DO THIS:
Pick out all lines with the word "free" from the records that follow.

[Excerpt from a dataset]
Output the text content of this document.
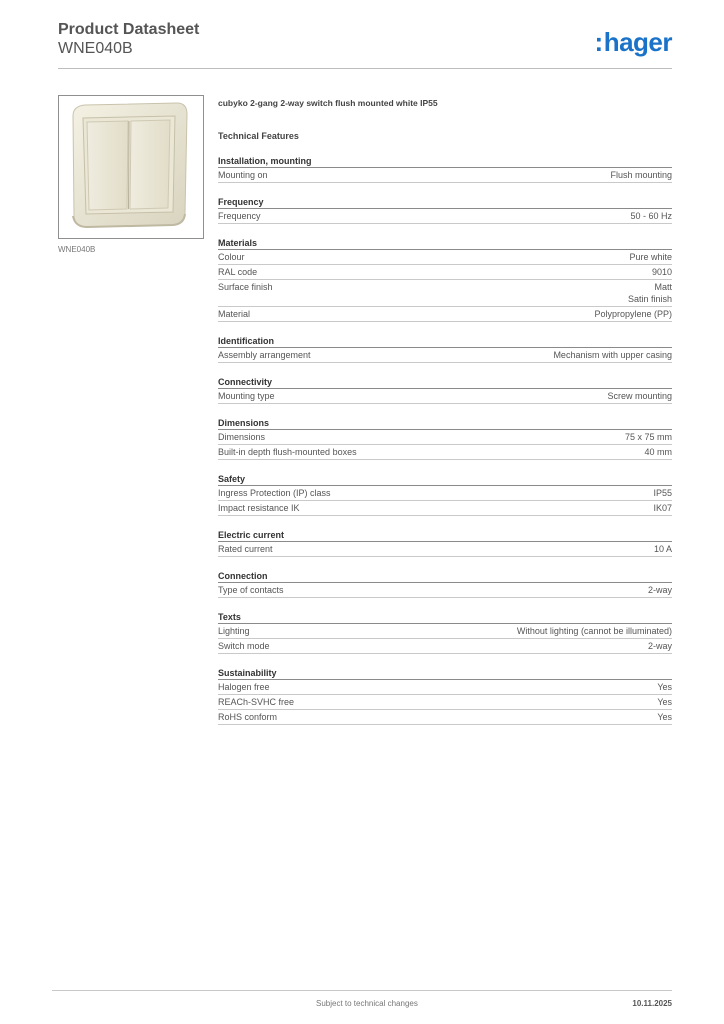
Product Datasheet
WNE040B	:hager
WNE040B
cubyko 2-gang 2-way switch flush mounted white IP55
Technical Features
Installation, mounting
Mounting on	Flush mounting
Frequency
Frequency	50 - 60 Hz
Materials
Colour	Pure white
RAL code	9010
Surface finish	Matt
Satin finish
Material	Polypropylene (PP)
Identification
Assembly arrangement	Mechanism with upper casing
Connectivity
Mounting type	Screw mounting
Dimensions
Dimensions	75 x 75 mm
Built-in depth flush-mounted boxes	40 mm
Safety
Ingress Protection (IP) class	IP55
Impact resistance IK	IK07
Electric current
Rated current	10 A
Connection
Type of contacts	2-way
Texts
Lighting	Without lighting (cannot be illuminated)
Switch mode	2-way
Sustainability
Halogen free	Yes
REACh-SVHC free	Yes
RoHS conform	Yes
Subject to technical changes	10.11.2025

ANSWER FOR THE TASK:
Halogen free	Yes
REACh-SVHC free	Yes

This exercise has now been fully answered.